Stored data:
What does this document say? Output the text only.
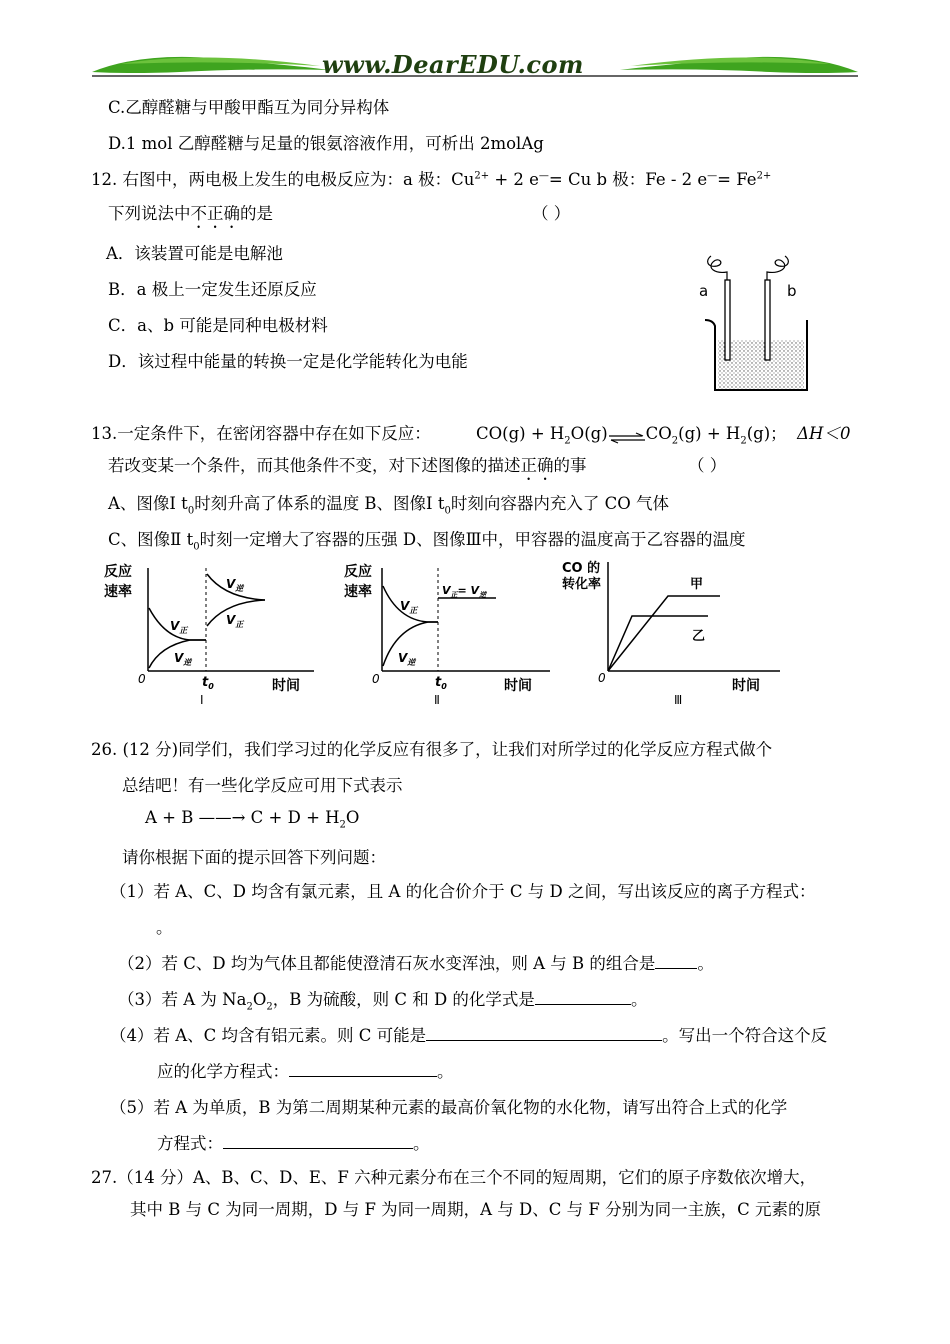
www.DearEDU.com
C.乙醇醛糖与甲酸甲酯互为同分异构体
D.1 mol 乙醇醛糖与足量的银氨溶液作用，可析出 2molAg
12. 右图中，两电极上发生的电极反应为：a 极：$Cu^{2+} + 2$ e—= Cu b 极：Fe - 2 $e^—= Fe^{2+}$
下列说法中不正确的是	（ ）
A．该装置可能是电解池
B．a 极上一定发生还原反应
C．a、b 可能是同种电极材料
D．该过程中能量的转换一定是化学能转化为电能
a	b
13.一定条件下，在密闭容器中存在如下反应：	$CO(g) + H_2O(g)\rightleftharpoons CO_2(g) + H_2(g)$； ΔH＜0
若改变某一个条件，而其他条件不变，对下述图像的描述正确的事	（ ）
A、图像Ⅰ $t_0$时刻升高了体系的温度 B、图像Ⅰ $t_0$时刻向容器内充入了 CO 气体
C、图像Ⅱ $t_0$时刻一定增大了容器的压强 D、图像Ⅲ中，甲容器的温度高于乙容器的温度
反应
速率	$V_逆$
$V_正$
$V_正$
$V_逆$
0	$t_0$	时间
Ⅰ
反应
速率	$V_正= V_逆$
$V_正$
$V_逆$
0	$t_0$	时间
Ⅱ
CO 的
转化率	甲
乙
0	时间
Ⅲ
26. (12 分)同学们，我们学习过的化学反应有很多了，让我们对所学过的化学反应方程式做个
总结吧！有一些化学反应可用下式表示
A + B ——→ $C + D + H_2O$
请你根据下面的提示回答下列问题：
（1）若 A、C、D 均含有氯元素，且 A 的化合价介于 C 与 D 之间，写出该反应的离子方程式：
。
（2）若 C、D 均为气体且都能使澄清石灰水变浑浊，则 A 与 B 的组合是	。
（3）若 A 为 $Na_2O_2$，B 为硫酸，则 C 和 D 的化学式是	。
（4）若 A、C 均含有铝元素。则 C 可能是	。写出一个符合这个反
应的化学方程式：	。
（5）若 A 为单质，B 为第二周期某种元素的最高价氧化物的水化物，请写出符合上式的化学
方程式：	。
27.（14 分）A、B、C、D、E、F 六种元素分布在三个不同的短周期，它们的原子序数依次增大，
其中 B 与 C 为同一周期，D 与 F 为同一周期，A 与 D、C 与 F 分别为同一主族，C 元素的原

GOAL OF THE EXERCISE:
Quote the records above exactly, leaving out any pictures.

TASK RESPONSE:
What does this document say? Output the text only.
www.DearEDU.com
C.乙醇醛糖与甲酸甲酯互为同分异构体
D.1 mol 乙醇醛糖与足量的银氨溶液作用，可析出 2molAg
12. 右图中，两电极上发生的电极反应为：a 极：$Cu^{2+} + 2$ e—= Cu b 极：Fe - 2 $e^—= Fe^{2+}$
下列说法中不正确的是	（ ）
A．该装置可能是电解池
B．a 极上一定发生还原反应
C．a、b 可能是同种电极材料
D．该过程中能量的转换一定是化学能转化为电能
a	b
13.一定条件下，在密闭容器中存在如下反应：	$CO(g) + H_2O(g)\rightleftharpoons CO_2(g) + H_2(g)$； ΔH＜0
若改变某一个条件，而其他条件不变，对下述图像的描述正确的事	（ ）
A、图像Ⅰ $t_0$时刻升高了体系的温度 B、图像Ⅰ $t_0$时刻向容器内充入了 CO 气体
C、图像Ⅱ $t_0$时刻一定增大了容器的压强 D、图像Ⅲ中，甲容器的温度高于乙容器的温度
反应
速率	$V_逆$
$V_正$
$V_正$
$V_逆$
0	$t_0$	时间
Ⅰ
反应
速率	$V_正= V_逆$
$V_正$
$V_逆$
0	$t_0$	时间
Ⅱ
CO 的
转化率	甲
乙
0	时间
Ⅲ
26. (12 分)同学们，我们学习过的化学反应有很多了，让我们对所学过的化学反应方程式做个
总结吧！有一些化学反应可用下式表示
A + B ——→ $C + D + H_2O$
请你根据下面的提示回答下列问题：
（1）若 A、C、D 均含有氯元素，且 A 的化合价介于 C 与 D 之间，写出该反应的离子方程式：
。
（2）若 C、D 均为气体且都能使澄清石灰水变浑浊，则 A 与 B 的组合是	。
（3）若 A 为 $Na_2O_2$，B 为硫酸，则 C 和 D 的化学式是	。
（4）若 A、C 均含有铝元素。则 C 可能是	。写出一个符合这个反
应的化学方程式：	。
（5）若 A 为单质，B 为第二周期某种元素的最高价氧化物的水化物，请写出符合上式的化学
方程式：	。
27.（14 分）A、B、C、D、E、F 六种元素分布在三个不同的短周期，它们的原子序数依次增大，
其中 B 与 C 为同一周期，D 与 F 为同一周期，A 与 D、C 与 F 分别为同一主族，C 元素的原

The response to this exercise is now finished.